[Extracts from a graphics dataset]
** begin **
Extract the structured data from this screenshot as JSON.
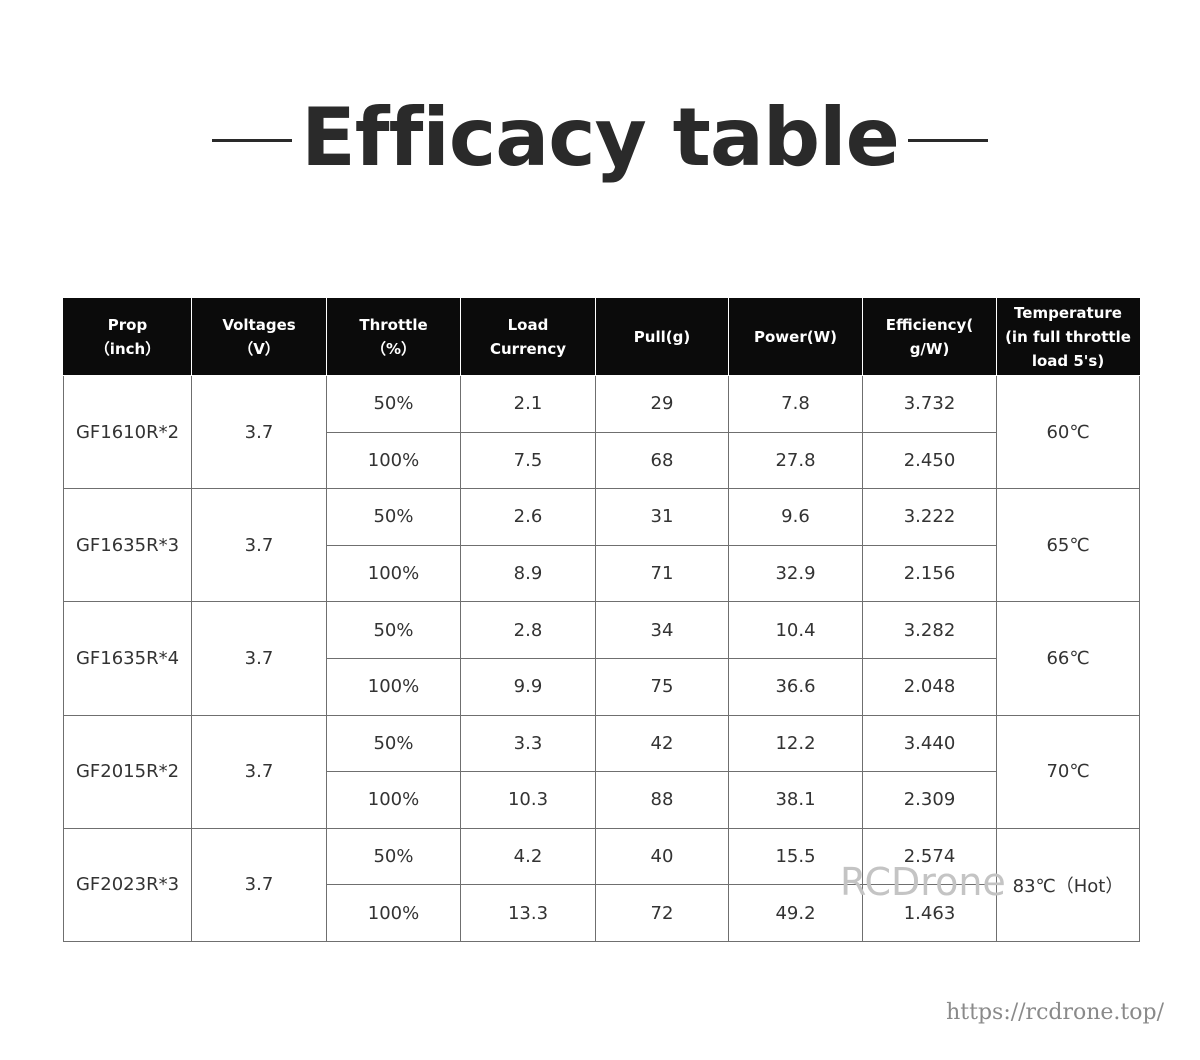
{
  "title": "Efficacy table",
  "headers": [
    [
      "Prop",
      "（inch）"
    ],
    [
      "Voltages",
      "（V）"
    ],
    [
      "Throttle",
      "（%）"
    ],
    [
      "Load",
      "Currency"
    ],
    [
      "Pull(g)"
    ],
    [
      "Power(W)"
    ],
    [
      "Efficiency(",
      "g/W)"
    ],
    [
      "Temperature",
      "(in full throttle",
      "load 5's)"
    ]
  ],
  "groups": [
    {
      "prop": "GF1610R*2",
      "voltage": "3.7",
      "temperature": "60℃",
      "rows": [
        {
          "throttle": "50%",
          "current": "2.1",
          "pull": "29",
          "power": "7.8",
          "efficiency": "3.732"
        },
        {
          "throttle": "100%",
          "current": "7.5",
          "pull": "68",
          "power": "27.8",
          "efficiency": "2.450"
        }
      ]
    },
    {
      "prop": "GF1635R*3",
      "voltage": "3.7",
      "temperature": "65℃",
      "rows": [
        {
          "throttle": "50%",
          "current": "2.6",
          "pull": "31",
          "power": "9.6",
          "efficiency": "3.222"
        },
        {
          "throttle": "100%",
          "current": "8.9",
          "pull": "71",
          "power": "32.9",
          "efficiency": "2.156"
        }
      ]
    },
    {
      "prop": "GF1635R*4",
      "voltage": "3.7",
      "temperature": "66℃",
      "rows": [
        {
          "throttle": "50%",
          "current": "2.8",
          "pull": "34",
          "power": "10.4",
          "efficiency": "3.282"
        },
        {
          "throttle": "100%",
          "current": "9.9",
          "pull": "75",
          "power": "36.6",
          "efficiency": "2.048"
        }
      ]
    },
    {
      "prop": "GF2015R*2",
      "voltage": "3.7",
      "temperature": "70℃",
      "rows": [
        {
          "throttle": "50%",
          "current": "3.3",
          "pull": "42",
          "power": "12.2",
          "efficiency": "3.440"
        },
        {
          "throttle": "100%",
          "current": "10.3",
          "pull": "88",
          "power": "38.1",
          "efficiency": "2.309"
        }
      ]
    },
    {
      "prop": "GF2023R*3",
      "voltage": "3.7",
      "temperature": "83℃（Hot）",
      "rows": [
        {
          "throttle": "50%",
          "current": "4.2",
          "pull": "40",
          "power": "15.5",
          "efficiency": "2.574"
        },
        {
          "throttle": "100%",
          "current": "13.3",
          "pull": "72",
          "power": "49.2",
          "efficiency": "1.463"
        }
      ]
    }
  ],
  "watermark": "RCDrone",
  "url": "https://rcdrone.top/"
}
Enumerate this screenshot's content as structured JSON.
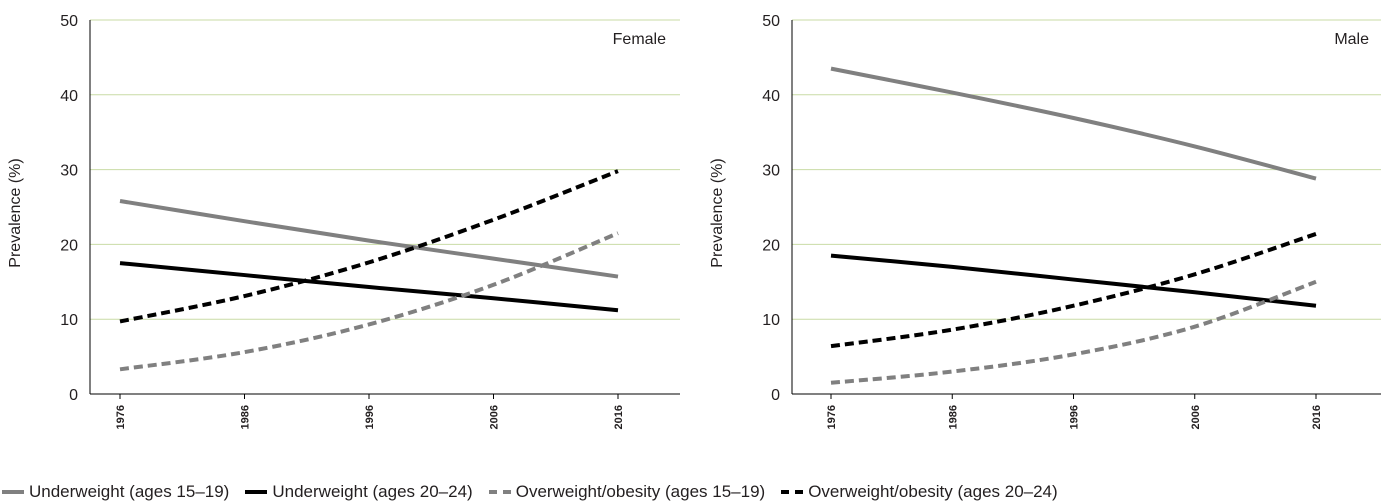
{
  "chart_data": [
    {
      "type": "line",
      "title": "Female",
      "ylabel": "Prevalence (%)",
      "xlabel": "",
      "ylim": [
        0,
        50
      ],
      "yticks": [
        0,
        10,
        20,
        30,
        40,
        50
      ],
      "xticks": [
        1976,
        1986,
        1996,
        2006,
        2016
      ],
      "xlim": [
        1976,
        2016
      ],
      "grid": "horizontal",
      "series": [
        {
          "name": "Underweight (ages 15–19)",
          "color": "#808080",
          "dash": "solid",
          "x": [
            1976,
            1986,
            1996,
            2006,
            2016
          ],
          "values": [
            25.8,
            23.1,
            20.5,
            18.1,
            15.7
          ]
        },
        {
          "name": "Underweight (ages 20–24)",
          "color": "#000000",
          "dash": "solid",
          "x": [
            1976,
            1986,
            1996,
            2006,
            2016
          ],
          "values": [
            17.5,
            15.9,
            14.3,
            12.8,
            11.2
          ]
        },
        {
          "name": "Overweight/obesity (ages 15–19)",
          "color": "#808080",
          "dash": "dashed",
          "x": [
            1976,
            1986,
            1996,
            2006,
            2016
          ],
          "values": [
            3.3,
            5.6,
            9.3,
            14.6,
            21.5
          ]
        },
        {
          "name": "Overweight/obesity (ages 20–24)",
          "color": "#000000",
          "dash": "dashed",
          "x": [
            1976,
            1986,
            1996,
            2006,
            2016
          ],
          "values": [
            9.7,
            13.1,
            17.6,
            23.3,
            29.8
          ]
        }
      ]
    },
    {
      "type": "line",
      "title": "Male",
      "ylabel": "Prevalence (%)",
      "xlabel": "",
      "ylim": [
        0,
        50
      ],
      "yticks": [
        0,
        10,
        20,
        30,
        40,
        50
      ],
      "xticks": [
        1976,
        1986,
        1996,
        2006,
        2016
      ],
      "xlim": [
        1976,
        2016
      ],
      "grid": "horizontal",
      "series": [
        {
          "name": "Underweight (ages 15–19)",
          "color": "#808080",
          "dash": "solid",
          "x": [
            1976,
            1986,
            1996,
            2006,
            2016
          ],
          "values": [
            43.5,
            40.3,
            36.9,
            33.1,
            28.8
          ]
        },
        {
          "name": "Underweight (ages 20–24)",
          "color": "#000000",
          "dash": "solid",
          "x": [
            1976,
            1986,
            1996,
            2006,
            2016
          ],
          "values": [
            18.5,
            17.0,
            15.3,
            13.6,
            11.8
          ]
        },
        {
          "name": "Overweight/obesity (ages 15–19)",
          "color": "#808080",
          "dash": "dashed",
          "x": [
            1976,
            1986,
            1996,
            2006,
            2016
          ],
          "values": [
            1.5,
            3.0,
            5.3,
            9.0,
            15.0
          ]
        },
        {
          "name": "Overweight/obesity (ages 20–24)",
          "color": "#000000",
          "dash": "dashed",
          "x": [
            1976,
            1986,
            1996,
            2006,
            2016
          ],
          "values": [
            6.4,
            8.6,
            11.8,
            16.0,
            21.4
          ]
        }
      ]
    }
  ],
  "legend": [
    {
      "label": "Underweight (ages 15–19)",
      "color": "#808080",
      "dash": "solid"
    },
    {
      "label": "Underweight (ages 20–24)",
      "color": "#000000",
      "dash": "solid"
    },
    {
      "label": "Overweight/obesity (ages 15–19)",
      "color": "#808080",
      "dash": "dashed"
    },
    {
      "label": "Overweight/obesity (ages 20–24)",
      "color": "#000000",
      "dash": "dashed"
    }
  ],
  "colors": {
    "grid": "#c9dba6",
    "axis": "#000000"
  }
}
** end **
PROBLEM TO WORK ON
Only the number is wanted: how many lines contain the string "current"?

EXPECTED ANSWER
10